_TASK TO COMPLETE_:
Extract every line of the material that holds the string "damaged".

_GIVEN ENTRIES_:
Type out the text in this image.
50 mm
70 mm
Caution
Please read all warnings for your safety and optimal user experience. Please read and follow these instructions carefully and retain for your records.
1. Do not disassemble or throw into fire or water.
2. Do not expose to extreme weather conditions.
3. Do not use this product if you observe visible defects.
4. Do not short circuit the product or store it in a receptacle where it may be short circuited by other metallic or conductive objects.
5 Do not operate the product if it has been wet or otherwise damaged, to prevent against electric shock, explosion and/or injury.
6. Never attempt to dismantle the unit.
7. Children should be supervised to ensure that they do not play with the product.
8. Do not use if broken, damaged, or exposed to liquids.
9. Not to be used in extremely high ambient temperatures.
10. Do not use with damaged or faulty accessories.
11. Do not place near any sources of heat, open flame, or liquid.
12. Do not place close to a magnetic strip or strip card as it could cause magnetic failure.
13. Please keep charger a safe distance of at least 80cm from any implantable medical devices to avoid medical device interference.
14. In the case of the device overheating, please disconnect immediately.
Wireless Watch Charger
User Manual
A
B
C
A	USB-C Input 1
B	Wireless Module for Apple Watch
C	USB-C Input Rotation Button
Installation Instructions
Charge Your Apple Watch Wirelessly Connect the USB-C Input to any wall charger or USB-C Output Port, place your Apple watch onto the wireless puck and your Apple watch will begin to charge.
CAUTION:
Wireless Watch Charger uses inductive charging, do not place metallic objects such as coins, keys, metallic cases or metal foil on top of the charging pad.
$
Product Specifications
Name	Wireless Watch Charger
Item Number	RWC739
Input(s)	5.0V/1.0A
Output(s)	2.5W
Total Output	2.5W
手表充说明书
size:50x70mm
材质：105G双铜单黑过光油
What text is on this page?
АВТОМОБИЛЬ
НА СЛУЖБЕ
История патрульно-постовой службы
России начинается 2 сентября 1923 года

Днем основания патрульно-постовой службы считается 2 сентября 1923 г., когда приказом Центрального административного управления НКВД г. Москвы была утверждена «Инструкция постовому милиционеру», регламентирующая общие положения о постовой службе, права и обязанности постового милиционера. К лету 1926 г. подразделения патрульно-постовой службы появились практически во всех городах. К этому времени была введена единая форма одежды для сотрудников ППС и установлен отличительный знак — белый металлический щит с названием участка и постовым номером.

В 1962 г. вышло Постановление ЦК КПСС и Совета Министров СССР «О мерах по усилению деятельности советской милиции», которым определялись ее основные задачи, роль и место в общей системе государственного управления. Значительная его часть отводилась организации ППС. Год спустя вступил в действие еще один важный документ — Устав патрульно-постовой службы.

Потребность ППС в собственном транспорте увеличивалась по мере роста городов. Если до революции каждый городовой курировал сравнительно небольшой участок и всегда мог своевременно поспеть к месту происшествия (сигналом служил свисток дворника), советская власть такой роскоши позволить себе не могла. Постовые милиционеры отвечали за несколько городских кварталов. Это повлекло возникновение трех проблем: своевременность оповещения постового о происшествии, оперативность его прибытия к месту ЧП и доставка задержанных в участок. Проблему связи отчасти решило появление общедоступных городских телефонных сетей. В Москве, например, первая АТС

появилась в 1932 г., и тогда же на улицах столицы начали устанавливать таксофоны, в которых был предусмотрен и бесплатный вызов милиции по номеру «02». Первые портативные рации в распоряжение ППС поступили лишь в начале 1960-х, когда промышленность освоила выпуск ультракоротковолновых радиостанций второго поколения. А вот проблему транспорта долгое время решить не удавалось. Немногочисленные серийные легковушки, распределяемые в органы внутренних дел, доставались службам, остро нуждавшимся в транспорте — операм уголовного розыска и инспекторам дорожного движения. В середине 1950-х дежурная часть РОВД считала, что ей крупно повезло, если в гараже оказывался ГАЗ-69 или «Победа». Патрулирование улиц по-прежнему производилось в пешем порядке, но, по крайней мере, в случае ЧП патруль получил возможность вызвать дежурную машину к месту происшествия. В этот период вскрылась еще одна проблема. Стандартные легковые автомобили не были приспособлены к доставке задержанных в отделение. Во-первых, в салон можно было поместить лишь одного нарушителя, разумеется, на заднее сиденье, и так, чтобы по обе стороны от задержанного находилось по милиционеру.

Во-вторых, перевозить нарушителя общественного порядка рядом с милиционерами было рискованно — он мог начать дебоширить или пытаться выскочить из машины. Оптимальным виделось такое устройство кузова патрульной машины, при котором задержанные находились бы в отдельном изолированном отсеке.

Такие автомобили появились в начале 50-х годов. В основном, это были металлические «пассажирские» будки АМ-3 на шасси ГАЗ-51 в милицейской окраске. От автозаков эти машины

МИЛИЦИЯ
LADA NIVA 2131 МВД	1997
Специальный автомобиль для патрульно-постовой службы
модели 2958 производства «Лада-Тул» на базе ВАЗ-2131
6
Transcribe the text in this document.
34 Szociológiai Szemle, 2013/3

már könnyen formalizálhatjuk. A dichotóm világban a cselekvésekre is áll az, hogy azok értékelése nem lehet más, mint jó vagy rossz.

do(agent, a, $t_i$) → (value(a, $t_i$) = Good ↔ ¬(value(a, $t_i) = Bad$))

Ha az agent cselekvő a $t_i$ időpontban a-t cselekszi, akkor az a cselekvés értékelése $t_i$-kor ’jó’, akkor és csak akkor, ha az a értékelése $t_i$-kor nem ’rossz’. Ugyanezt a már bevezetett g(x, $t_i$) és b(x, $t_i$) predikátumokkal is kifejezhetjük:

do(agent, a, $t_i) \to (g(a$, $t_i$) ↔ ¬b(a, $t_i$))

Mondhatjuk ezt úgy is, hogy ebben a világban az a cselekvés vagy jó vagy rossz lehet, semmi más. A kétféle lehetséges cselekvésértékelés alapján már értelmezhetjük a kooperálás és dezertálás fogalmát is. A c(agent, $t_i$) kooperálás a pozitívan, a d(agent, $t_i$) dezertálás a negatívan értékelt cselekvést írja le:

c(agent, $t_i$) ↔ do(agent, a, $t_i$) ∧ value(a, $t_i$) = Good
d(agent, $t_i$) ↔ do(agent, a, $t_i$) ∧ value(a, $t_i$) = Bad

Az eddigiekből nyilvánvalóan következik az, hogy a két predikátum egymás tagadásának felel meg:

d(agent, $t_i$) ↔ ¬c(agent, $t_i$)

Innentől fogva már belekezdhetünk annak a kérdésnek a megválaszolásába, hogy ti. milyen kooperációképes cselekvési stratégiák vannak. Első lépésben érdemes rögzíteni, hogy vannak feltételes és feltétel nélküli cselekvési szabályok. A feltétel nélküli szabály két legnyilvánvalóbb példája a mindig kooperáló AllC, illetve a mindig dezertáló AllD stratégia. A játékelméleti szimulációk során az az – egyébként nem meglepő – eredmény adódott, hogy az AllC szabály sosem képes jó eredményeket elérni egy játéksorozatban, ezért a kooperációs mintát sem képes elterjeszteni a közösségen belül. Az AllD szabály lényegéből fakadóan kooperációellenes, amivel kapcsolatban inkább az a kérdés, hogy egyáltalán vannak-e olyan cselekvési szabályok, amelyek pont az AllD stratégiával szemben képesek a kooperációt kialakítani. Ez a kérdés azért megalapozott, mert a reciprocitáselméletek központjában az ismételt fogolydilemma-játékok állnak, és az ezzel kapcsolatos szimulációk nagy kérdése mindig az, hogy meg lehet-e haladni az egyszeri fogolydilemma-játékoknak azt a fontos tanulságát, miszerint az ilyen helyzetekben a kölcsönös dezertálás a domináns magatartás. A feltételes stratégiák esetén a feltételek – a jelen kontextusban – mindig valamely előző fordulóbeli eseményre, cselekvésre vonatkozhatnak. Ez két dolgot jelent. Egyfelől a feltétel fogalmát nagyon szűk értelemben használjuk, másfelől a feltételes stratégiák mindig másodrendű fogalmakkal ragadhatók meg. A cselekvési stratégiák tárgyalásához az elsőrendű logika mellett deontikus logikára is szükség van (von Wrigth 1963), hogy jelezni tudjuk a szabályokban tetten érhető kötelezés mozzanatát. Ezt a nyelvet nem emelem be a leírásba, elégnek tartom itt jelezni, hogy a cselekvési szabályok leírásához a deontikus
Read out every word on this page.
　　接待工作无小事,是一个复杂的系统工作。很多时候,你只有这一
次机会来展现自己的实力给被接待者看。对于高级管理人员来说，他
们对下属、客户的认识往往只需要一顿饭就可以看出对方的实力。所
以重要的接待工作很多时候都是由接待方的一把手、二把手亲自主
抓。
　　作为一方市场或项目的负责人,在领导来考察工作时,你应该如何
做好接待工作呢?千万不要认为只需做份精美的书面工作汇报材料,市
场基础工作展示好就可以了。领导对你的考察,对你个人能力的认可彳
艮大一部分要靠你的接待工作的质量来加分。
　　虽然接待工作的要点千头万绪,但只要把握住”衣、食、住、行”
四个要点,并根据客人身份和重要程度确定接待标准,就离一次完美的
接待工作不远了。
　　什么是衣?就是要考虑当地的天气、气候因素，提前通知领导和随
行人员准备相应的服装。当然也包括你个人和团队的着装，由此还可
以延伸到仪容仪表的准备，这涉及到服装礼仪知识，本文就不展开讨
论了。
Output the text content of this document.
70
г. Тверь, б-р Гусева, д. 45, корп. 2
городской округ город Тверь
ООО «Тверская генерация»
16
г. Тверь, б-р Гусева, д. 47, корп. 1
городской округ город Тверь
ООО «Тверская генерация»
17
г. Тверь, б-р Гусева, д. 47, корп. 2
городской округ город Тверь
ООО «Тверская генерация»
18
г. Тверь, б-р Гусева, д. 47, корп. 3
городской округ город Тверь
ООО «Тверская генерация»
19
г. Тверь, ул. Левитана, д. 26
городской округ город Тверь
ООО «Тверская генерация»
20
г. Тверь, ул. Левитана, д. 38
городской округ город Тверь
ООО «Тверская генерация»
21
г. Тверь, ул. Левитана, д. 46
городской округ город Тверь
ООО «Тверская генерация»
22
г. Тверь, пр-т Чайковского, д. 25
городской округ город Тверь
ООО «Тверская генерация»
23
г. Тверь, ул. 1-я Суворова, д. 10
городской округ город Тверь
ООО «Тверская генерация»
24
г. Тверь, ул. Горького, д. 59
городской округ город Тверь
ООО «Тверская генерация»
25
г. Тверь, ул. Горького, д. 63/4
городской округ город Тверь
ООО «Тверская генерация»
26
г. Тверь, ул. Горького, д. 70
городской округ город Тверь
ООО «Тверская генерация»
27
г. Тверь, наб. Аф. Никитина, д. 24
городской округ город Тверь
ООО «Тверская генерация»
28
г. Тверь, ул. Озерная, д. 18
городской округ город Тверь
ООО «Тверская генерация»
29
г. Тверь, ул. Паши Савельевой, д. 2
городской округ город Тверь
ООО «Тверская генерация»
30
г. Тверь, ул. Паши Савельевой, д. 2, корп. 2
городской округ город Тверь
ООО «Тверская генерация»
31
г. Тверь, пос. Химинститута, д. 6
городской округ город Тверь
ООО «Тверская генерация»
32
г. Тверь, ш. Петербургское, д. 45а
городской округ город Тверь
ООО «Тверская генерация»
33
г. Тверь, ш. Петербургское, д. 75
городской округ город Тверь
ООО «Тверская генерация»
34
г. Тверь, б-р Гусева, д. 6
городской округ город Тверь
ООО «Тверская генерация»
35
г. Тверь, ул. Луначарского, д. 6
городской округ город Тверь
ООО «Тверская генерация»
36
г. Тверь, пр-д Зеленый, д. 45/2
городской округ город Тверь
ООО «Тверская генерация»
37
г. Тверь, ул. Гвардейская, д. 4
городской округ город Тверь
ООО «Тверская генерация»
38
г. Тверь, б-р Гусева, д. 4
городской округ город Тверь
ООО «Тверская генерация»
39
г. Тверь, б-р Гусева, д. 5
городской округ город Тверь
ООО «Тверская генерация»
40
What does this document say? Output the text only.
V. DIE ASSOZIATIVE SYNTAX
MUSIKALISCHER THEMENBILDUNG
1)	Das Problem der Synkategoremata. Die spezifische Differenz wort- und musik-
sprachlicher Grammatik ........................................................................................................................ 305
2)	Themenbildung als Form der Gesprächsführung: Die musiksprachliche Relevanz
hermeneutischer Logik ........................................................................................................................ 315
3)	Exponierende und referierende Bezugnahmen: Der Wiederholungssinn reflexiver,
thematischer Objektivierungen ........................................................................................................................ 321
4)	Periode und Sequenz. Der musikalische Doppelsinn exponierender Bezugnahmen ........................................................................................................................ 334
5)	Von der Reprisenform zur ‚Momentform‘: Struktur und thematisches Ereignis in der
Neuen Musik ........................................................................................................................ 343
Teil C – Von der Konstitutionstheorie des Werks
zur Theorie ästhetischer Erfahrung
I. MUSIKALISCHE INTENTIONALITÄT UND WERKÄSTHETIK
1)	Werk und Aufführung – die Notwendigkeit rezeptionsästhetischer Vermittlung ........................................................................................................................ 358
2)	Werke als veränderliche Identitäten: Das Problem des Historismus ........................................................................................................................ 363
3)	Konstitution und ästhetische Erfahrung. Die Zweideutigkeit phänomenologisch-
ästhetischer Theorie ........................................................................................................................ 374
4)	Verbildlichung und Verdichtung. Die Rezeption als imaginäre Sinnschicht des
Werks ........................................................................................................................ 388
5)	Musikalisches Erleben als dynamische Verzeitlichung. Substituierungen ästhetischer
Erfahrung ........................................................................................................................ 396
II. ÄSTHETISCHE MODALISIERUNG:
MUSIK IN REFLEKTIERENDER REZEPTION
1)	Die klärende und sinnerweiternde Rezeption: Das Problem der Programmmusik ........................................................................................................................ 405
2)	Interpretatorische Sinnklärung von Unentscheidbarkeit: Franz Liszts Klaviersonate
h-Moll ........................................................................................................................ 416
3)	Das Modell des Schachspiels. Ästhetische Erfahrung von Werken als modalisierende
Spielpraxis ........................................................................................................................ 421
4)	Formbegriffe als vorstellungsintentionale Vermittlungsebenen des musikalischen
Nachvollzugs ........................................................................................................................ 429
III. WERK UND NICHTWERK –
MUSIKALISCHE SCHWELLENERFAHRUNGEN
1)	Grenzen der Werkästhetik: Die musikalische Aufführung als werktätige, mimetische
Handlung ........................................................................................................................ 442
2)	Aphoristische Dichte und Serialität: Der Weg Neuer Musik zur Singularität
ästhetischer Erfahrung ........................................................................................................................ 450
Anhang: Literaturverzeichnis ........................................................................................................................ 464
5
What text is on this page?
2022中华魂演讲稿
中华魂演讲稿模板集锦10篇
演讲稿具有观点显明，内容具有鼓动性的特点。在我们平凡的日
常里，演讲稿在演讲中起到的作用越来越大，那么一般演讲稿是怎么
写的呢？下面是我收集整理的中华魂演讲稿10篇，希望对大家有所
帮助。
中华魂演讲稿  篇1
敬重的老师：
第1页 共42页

_ANSWER BELOW_:
5 Do not operate the product if it has been wet or otherwise damaged, to prevent against electric shock, explosion and/or injury.
8. Do not use if broken, damaged, or exposed to liquids.
10. Do not use with damaged or faulty accessories.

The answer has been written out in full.